### EXERCISE PROMPT
Read the entries below and pull out each line with the string "secolo".

----------------------------------------

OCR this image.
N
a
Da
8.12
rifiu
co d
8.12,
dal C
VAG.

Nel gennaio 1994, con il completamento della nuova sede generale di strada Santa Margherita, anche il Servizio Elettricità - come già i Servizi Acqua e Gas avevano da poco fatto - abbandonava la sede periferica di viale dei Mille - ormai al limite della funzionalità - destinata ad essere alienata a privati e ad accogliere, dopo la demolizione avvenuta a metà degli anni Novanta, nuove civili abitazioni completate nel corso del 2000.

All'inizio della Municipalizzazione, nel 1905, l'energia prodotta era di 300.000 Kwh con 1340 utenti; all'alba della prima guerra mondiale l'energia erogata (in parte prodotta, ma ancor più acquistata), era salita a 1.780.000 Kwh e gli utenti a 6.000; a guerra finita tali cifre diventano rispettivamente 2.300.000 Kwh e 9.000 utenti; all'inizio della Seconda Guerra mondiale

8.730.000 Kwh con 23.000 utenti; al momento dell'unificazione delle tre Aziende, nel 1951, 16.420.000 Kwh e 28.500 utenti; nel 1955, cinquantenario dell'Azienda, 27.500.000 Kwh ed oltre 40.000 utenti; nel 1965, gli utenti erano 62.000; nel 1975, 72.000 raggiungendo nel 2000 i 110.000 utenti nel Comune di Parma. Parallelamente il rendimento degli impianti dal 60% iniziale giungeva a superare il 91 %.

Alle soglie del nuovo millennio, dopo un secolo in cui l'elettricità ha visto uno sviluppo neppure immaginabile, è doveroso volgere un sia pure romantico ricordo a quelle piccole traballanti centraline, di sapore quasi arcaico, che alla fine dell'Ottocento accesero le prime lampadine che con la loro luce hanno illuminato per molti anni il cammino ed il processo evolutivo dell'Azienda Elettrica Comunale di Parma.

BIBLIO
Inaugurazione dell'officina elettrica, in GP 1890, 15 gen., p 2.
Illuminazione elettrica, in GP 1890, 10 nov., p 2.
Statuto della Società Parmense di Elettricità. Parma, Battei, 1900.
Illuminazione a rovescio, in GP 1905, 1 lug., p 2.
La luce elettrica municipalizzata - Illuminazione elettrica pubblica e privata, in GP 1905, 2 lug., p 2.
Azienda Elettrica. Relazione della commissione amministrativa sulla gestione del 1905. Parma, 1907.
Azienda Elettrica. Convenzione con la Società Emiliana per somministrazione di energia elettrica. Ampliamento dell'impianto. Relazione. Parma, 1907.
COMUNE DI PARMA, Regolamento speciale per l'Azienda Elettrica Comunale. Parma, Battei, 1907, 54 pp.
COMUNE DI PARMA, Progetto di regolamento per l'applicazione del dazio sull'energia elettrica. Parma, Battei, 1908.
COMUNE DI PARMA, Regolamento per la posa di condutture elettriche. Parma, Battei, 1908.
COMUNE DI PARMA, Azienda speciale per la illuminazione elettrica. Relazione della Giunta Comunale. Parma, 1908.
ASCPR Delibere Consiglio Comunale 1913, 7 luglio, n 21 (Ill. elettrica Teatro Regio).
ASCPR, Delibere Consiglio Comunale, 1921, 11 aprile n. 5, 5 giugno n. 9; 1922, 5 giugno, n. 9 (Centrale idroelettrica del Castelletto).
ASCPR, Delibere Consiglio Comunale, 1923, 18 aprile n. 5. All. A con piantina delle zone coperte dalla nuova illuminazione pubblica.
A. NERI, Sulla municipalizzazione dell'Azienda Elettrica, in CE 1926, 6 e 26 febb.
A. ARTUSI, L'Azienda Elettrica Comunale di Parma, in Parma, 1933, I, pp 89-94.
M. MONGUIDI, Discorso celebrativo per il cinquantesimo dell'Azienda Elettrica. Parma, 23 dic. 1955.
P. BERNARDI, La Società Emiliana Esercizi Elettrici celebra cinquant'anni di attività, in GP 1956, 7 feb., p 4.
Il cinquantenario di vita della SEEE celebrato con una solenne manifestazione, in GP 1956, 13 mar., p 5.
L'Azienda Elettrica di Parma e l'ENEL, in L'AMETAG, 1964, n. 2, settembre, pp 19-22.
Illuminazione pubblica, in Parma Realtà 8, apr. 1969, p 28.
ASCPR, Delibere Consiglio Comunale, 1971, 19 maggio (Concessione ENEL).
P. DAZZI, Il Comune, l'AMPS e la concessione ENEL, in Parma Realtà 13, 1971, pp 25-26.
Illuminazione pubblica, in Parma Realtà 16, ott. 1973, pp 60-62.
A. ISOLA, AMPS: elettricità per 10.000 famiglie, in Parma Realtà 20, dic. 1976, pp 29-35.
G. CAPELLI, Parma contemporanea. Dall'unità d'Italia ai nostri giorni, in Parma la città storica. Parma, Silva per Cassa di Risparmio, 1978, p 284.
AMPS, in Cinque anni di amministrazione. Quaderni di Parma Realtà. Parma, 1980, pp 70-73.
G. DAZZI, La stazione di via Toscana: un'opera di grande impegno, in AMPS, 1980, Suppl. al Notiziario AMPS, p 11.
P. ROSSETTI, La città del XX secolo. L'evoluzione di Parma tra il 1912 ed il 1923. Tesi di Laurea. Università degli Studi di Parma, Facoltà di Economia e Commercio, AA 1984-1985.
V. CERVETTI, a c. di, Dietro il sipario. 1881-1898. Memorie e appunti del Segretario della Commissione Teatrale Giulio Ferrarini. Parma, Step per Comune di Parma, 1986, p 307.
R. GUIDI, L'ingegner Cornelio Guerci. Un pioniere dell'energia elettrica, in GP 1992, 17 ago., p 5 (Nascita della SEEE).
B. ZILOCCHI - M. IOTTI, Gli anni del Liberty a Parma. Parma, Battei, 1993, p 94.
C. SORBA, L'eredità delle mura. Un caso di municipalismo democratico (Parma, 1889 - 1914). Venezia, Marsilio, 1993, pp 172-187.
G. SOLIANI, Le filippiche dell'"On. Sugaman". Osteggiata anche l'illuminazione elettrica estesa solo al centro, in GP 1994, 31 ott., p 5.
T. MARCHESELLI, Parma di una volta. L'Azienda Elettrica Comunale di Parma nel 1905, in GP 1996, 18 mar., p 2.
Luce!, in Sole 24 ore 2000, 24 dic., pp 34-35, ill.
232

----------------------------------------

### EXERCISE RESPONSE
Alle soglie del nuovo millennio, dopo un secolo in cui l'elettricità ha visto uno sviluppo neppure immaginabile, è doveroso volgere un sia pure romantico ricordo a quelle piccole traballanti centraline, di sapore quasi arcaico, che alla fine dell'Ottocento accesero le prime lampadine che con la loro luce hanno illuminato per molti anni il cammino ed il processo evolutivo dell'Azienda Elettrica Comunale di Parma.
P. ROSSETTI, La città del XX secolo. L'evoluzione di Parma tra il 1912 ed il 1923. Tesi di Laurea. Università degli Studi di Parma, Facoltà di Economia e Commercio, AA 1984-1985.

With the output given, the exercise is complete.